Collected data
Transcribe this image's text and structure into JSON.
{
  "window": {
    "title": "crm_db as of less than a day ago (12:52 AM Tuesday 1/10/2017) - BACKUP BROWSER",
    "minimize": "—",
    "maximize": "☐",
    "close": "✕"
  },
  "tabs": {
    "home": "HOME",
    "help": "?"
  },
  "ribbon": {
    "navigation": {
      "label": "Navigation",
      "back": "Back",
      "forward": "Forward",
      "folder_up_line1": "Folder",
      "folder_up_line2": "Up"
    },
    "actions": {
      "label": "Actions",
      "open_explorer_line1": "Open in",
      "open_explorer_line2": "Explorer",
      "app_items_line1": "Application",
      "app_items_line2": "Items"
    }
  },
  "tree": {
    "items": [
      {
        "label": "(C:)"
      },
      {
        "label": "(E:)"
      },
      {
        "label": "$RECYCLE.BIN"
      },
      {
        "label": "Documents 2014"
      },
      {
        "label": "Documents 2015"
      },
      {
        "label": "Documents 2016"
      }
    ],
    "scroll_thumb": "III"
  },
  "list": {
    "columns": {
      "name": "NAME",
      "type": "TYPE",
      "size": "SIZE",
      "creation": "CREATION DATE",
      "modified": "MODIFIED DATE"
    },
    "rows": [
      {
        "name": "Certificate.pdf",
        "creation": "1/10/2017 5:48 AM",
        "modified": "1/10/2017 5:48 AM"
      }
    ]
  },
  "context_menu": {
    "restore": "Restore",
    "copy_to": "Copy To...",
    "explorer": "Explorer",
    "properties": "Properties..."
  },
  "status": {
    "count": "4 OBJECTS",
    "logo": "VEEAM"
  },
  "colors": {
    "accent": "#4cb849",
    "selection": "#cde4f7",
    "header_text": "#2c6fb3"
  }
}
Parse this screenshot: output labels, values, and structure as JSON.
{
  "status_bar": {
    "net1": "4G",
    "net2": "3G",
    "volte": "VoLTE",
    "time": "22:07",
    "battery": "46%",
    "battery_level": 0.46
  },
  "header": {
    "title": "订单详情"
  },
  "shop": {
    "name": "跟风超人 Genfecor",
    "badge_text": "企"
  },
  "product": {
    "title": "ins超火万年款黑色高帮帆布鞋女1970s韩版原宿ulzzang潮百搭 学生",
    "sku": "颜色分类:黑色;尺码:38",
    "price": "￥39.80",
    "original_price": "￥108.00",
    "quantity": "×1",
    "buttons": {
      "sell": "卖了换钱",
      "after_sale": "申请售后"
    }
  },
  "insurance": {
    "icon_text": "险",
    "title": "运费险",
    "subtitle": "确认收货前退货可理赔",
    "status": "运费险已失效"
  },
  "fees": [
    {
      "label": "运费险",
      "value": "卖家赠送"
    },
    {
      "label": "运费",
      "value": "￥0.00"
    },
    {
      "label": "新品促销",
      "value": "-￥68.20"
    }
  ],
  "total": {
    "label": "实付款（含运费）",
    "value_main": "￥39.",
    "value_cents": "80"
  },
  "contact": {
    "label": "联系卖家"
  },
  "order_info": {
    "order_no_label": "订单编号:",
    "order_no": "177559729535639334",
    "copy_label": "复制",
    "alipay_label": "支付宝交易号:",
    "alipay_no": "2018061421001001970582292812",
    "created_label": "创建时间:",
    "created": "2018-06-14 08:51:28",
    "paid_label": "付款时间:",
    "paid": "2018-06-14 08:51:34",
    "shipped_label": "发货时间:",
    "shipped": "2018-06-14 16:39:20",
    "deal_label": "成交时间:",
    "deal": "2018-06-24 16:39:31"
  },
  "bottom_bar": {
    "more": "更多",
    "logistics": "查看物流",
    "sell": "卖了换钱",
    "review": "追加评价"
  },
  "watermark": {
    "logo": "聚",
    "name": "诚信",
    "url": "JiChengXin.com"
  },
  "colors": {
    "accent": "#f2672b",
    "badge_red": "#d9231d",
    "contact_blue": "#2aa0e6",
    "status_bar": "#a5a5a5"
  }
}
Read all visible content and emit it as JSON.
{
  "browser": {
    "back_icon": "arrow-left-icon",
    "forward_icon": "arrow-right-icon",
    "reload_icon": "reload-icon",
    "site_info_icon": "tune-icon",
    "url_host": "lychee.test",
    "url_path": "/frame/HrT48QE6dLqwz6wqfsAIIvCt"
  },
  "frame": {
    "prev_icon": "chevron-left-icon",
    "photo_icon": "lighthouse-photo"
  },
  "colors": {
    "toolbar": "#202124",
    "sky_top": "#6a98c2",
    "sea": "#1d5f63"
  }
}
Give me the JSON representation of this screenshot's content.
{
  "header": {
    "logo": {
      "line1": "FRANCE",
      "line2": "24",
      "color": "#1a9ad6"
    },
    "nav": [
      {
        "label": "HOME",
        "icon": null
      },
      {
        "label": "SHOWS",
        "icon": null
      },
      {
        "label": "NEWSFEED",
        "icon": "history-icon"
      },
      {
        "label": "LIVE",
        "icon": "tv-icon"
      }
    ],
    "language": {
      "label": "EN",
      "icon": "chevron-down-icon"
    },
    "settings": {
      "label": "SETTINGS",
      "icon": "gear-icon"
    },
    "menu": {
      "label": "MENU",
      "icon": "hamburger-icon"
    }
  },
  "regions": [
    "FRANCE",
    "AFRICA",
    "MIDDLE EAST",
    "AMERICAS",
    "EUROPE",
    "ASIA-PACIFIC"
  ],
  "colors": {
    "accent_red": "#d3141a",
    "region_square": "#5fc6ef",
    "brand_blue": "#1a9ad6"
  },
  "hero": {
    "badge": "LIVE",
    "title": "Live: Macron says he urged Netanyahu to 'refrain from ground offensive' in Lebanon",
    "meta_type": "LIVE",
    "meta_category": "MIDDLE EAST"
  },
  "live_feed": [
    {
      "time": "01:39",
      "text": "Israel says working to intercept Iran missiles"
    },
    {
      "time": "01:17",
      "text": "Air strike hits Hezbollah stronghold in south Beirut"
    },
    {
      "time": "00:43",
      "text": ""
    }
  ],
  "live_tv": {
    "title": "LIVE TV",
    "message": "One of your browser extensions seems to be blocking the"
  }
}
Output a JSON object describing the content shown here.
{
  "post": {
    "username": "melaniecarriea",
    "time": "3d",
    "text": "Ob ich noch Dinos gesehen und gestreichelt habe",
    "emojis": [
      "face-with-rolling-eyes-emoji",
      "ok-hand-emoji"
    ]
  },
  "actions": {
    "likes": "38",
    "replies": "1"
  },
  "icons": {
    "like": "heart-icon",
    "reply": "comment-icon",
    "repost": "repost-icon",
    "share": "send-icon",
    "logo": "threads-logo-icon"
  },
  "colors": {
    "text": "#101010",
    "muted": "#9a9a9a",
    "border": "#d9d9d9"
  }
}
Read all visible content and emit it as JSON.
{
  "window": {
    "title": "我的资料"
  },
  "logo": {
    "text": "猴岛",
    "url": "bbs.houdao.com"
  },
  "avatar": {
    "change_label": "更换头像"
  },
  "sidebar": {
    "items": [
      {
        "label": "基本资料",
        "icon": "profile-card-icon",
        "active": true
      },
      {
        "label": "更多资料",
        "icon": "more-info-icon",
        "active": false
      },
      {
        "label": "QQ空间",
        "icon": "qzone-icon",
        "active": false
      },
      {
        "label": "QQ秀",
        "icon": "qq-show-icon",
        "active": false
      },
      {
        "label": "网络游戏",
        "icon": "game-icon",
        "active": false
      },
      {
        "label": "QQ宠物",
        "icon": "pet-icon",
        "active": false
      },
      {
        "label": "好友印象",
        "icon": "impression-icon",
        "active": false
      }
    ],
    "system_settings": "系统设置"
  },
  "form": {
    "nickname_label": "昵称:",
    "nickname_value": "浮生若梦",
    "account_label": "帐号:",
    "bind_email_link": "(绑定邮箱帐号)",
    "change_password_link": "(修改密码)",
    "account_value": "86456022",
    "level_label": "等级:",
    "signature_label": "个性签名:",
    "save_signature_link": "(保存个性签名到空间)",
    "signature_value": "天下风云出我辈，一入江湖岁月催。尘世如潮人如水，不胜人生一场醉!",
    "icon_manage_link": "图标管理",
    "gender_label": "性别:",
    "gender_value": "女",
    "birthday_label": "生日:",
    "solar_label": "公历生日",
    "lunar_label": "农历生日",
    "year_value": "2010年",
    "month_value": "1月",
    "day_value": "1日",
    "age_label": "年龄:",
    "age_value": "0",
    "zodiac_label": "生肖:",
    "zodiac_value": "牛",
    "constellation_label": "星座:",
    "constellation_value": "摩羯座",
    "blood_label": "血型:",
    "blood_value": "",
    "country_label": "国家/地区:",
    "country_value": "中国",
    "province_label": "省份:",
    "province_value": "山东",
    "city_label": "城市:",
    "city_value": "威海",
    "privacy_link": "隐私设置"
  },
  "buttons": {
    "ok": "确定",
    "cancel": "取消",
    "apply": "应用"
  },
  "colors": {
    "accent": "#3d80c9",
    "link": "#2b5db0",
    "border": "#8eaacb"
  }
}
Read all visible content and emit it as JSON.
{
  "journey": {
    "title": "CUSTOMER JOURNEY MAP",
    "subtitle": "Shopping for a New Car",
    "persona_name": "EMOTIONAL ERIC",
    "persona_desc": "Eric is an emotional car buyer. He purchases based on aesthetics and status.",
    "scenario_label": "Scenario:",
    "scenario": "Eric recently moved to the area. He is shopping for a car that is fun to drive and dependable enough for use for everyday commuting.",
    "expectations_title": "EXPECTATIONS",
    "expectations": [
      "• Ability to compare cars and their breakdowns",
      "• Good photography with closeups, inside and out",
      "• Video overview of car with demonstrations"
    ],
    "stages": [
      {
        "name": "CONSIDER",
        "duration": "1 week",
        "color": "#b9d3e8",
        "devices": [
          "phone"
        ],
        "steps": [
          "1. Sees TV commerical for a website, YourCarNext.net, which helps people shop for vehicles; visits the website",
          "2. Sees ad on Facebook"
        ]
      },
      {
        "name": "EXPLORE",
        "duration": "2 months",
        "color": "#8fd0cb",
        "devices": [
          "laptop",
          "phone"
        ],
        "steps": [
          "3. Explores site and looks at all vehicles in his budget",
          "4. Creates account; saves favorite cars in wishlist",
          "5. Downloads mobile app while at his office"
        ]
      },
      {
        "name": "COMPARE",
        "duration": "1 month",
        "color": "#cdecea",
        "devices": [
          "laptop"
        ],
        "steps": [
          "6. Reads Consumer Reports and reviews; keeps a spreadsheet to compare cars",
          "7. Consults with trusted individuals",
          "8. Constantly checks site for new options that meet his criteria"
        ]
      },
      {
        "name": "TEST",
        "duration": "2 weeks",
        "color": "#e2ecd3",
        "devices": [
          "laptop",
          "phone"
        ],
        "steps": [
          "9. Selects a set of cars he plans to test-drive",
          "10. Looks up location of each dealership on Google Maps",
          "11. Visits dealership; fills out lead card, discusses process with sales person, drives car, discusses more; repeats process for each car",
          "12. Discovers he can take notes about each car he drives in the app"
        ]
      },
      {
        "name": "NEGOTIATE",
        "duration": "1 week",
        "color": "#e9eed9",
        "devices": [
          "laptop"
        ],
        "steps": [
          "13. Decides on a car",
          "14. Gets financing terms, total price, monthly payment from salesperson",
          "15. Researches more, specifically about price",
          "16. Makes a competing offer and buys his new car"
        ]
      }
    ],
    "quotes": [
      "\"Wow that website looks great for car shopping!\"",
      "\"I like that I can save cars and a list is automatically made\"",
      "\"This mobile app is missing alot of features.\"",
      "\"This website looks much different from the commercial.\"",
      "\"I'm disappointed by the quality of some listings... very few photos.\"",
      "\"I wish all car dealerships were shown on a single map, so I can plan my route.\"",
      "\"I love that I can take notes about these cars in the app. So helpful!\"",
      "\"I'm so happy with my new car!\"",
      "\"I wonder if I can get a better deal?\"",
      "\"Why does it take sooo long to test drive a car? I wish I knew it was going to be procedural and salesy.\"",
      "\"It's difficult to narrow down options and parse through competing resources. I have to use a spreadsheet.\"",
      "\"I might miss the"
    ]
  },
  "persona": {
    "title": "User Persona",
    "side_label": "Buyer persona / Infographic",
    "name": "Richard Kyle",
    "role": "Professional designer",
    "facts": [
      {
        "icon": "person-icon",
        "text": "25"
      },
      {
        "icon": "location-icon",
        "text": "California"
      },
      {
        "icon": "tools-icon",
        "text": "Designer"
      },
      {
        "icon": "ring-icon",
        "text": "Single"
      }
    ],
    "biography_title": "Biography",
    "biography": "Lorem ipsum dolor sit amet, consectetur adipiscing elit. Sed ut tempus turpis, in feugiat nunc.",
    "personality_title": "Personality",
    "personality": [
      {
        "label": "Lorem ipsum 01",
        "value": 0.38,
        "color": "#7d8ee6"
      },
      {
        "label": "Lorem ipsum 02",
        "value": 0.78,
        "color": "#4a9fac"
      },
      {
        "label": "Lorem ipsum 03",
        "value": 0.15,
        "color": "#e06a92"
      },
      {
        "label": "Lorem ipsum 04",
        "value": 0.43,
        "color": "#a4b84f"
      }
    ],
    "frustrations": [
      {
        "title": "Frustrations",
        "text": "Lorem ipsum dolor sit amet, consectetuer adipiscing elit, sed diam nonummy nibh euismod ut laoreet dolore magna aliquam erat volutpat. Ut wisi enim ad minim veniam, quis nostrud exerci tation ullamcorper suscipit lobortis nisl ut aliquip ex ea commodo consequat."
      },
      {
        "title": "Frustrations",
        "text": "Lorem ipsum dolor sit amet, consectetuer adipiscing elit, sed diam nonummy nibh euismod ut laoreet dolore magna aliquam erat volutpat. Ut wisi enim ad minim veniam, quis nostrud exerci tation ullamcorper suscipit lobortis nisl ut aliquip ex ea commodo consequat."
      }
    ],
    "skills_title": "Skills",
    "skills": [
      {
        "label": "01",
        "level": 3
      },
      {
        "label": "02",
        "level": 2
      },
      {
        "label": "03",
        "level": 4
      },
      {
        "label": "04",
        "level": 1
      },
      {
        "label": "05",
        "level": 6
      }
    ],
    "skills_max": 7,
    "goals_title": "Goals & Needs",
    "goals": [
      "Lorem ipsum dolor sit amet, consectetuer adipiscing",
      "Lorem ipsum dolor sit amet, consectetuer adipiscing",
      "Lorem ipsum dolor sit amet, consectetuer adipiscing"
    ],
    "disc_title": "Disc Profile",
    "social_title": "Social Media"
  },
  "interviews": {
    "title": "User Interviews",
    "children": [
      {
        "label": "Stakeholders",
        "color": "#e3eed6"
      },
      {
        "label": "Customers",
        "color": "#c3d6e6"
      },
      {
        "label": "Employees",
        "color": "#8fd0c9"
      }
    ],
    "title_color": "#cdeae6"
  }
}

## Task to complete:
Gather and return every line that holds the string "screenshot".

## Complete answer:
Parse this screenshot: output labels, values, and structure as JSON.
Give me the JSON representation of this screenshot's content.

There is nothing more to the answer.